>> BEGIN Recorded information
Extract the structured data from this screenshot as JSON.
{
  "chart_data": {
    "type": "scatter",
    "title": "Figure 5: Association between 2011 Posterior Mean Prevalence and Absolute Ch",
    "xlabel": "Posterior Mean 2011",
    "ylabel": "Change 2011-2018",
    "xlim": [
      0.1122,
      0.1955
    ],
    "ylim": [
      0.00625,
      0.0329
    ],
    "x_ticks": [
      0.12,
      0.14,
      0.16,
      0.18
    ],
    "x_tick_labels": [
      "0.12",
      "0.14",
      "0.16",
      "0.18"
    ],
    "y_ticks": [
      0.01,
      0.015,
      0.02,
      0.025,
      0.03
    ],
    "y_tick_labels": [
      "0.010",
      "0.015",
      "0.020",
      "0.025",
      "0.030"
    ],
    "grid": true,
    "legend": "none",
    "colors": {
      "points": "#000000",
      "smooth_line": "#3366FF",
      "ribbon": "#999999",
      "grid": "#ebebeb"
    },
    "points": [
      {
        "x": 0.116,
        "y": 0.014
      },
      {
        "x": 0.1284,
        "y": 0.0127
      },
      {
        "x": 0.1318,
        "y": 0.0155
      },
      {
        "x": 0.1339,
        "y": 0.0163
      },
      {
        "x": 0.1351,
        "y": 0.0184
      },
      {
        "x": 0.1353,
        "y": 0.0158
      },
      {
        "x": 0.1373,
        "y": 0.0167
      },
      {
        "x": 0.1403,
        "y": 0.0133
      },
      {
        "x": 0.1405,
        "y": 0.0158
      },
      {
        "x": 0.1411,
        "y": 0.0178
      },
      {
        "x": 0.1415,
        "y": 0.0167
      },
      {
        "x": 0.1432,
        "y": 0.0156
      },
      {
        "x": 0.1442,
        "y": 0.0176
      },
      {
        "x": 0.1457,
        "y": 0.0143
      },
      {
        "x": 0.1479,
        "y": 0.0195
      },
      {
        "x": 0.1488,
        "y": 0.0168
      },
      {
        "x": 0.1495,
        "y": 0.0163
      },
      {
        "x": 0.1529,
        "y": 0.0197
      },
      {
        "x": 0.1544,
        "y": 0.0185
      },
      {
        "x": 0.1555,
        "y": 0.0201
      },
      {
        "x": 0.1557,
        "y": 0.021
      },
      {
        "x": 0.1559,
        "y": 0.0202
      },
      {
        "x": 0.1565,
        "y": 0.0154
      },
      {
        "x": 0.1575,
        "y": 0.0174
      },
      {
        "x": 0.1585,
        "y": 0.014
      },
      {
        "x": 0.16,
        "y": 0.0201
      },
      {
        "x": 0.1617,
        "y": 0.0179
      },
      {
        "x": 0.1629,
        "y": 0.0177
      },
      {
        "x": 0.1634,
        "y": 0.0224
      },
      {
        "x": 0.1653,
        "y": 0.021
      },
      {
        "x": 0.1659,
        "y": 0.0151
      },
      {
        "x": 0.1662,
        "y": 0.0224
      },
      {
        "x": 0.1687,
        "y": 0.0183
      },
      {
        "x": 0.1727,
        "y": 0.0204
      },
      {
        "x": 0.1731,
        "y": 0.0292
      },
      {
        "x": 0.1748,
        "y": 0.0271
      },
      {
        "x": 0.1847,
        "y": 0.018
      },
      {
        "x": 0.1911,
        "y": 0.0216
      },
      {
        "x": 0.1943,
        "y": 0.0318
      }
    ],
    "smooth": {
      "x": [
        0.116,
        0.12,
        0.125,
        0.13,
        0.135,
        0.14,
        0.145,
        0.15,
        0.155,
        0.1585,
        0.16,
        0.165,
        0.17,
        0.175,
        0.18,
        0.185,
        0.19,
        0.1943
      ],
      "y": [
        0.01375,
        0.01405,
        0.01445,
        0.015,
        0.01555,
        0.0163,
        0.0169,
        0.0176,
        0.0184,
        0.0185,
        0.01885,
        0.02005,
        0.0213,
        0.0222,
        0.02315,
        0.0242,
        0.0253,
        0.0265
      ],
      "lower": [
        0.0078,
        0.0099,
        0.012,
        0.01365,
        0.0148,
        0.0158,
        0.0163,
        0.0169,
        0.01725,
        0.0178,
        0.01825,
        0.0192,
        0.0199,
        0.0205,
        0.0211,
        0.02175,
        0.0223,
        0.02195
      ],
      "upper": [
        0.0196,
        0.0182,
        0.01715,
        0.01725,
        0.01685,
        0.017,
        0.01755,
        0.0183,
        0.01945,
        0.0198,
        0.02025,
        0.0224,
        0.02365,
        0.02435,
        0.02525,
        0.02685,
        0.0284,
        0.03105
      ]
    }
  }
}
>> END Recorded information
→ Given instruction
Your task is to transcribe the material exactly.

→ Exercise output
Extract the structured data from this screenshot as JSON.
{
  "chart_data": {
    "type": "scatter",
    "title": "Figure 5: Association between 2011 Posterior Mean Prevalence and Absolute Ch",
    "xlabel": "Posterior Mean 2011",
    "ylabel": "Change 2011-2018",
    "xlim": [
      0.1122,
      0.1955
    ],
    "ylim": [
      0.00625,
      0.0329
    ],
    "x_ticks": [
      0.12,
      0.14,
      0.16,
      0.18
    ],
    "x_tick_labels": [
      "0.12",
      "0.14",
      "0.16",
      "0.18"
    ],
    "y_ticks": [
      0.01,
      0.015,
      0.02,
      0.025,
      0.03
    ],
    "y_tick_labels": [
      "0.010",
      "0.015",
      "0.020",
      "0.025",
      "0.030"
    ],
    "grid": true,
    "legend": "none",
    "colors": {
      "points": "#000000",
      "smooth_line": "#3366FF",
      "ribbon": "#999999",
      "grid": "#ebebeb"
    },
    "points": [
      {
        "x": 0.116,
        "y": 0.014
      },
      {
        "x": 0.1284,
        "y": 0.0127
      },
      {
        "x": 0.1318,
        "y": 0.0155
      },
      {
        "x": 0.1339,
        "y": 0.0163
      },
      {
        "x": 0.1351,
        "y": 0.0184
      },
      {
        "x": 0.1353,
        "y": 0.0158
      },
      {
        "x": 0.1373,
        "y": 0.0167
      },
      {
        "x": 0.1403,
        "y": 0.0133
      },
      {
        "x": 0.1405,
        "y": 0.0158
      },
      {
        "x": 0.1411,
        "y": 0.0178
      },
      {
        "x": 0.1415,
        "y": 0.0167
      },
      {
        "x": 0.1432,
        "y": 0.0156
      },
      {
        "x": 0.1442,
        "y": 0.0176
      },
      {
        "x": 0.1457,
        "y": 0.0143
      },
      {
        "x": 0.1479,
        "y": 0.0195
      },
      {
        "x": 0.1488,
        "y": 0.0168
      },
      {
        "x": 0.1495,
        "y": 0.0163
      },
      {
        "x": 0.1529,
        "y": 0.0197
      },
      {
        "x": 0.1544,
        "y": 0.0185
      },
      {
        "x": 0.1555,
        "y": 0.0201
      },
      {
        "x": 0.1557,
        "y": 0.021
      },
      {
        "x": 0.1559,
        "y": 0.0202
      },
      {
        "x": 0.1565,
        "y": 0.0154
      },
      {
        "x": 0.1575,
        "y": 0.0174
      },
      {
        "x": 0.1585,
        "y": 0.014
      },
      {
        "x": 0.16,
        "y": 0.0201
      },
      {
        "x": 0.1617,
        "y": 0.0179
      },
      {
        "x": 0.1629,
        "y": 0.0177
      },
      {
        "x": 0.1634,
        "y": 0.0224
      },
      {
        "x": 0.1653,
        "y": 0.021
      },
      {
        "x": 0.1659,
        "y": 0.0151
      },
      {
        "x": 0.1662,
        "y": 0.0224
      },
      {
        "x": 0.1687,
        "y": 0.0183
      },
      {
        "x": 0.1727,
        "y": 0.0204
      },
      {
        "x": 0.1731,
        "y": 0.0292
      },
      {
        "x": 0.1748,
        "y": 0.0271
      },
      {
        "x": 0.1847,
        "y": 0.018
      },
      {
        "x": 0.1911,
        "y": 0.0216
      },
      {
        "x": 0.1943,
        "y": 0.0318
      }
    ],
    "smooth": {
      "x": [
        0.116,
        0.12,
        0.125,
        0.13,
        0.135,
        0.14,
        0.145,
        0.15,
        0.155,
        0.1585,
        0.16,
        0.165,
        0.17,
        0.175,
        0.18,
        0.185,
        0.19,
        0.1943
      ],
      "y": [
        0.01375,
        0.01405,
        0.01445,
        0.015,
        0.01555,
        0.0163,
        0.0169,
        0.0176,
        0.0184,
        0.0185,
        0.01885,
        0.02005,
        0.0213,
        0.0222,
        0.02315,
        0.0242,
        0.0253,
        0.0265
      ],
      "lower": [
        0.0078,
        0.0099,
        0.012,
        0.01365,
        0.0148,
        0.0158,
        0.0163,
        0.0169,
        0.01725,
        0.0178,
        0.01825,
        0.0192,
        0.0199,
        0.0205,
        0.0211,
        0.02175,
        0.0223,
        0.02195
      ],
      "upper": [
        0.0196,
        0.0182,
        0.01715,
        0.01725,
        0.01685,
        0.017,
        0.01755,
        0.0183,
        0.01945,
        0.0198,
        0.02025,
        0.0224,
        0.02365,
        0.02435,
        0.02525,
        0.02685,
        0.0284,
        0.03105
      ]
    }
  }
}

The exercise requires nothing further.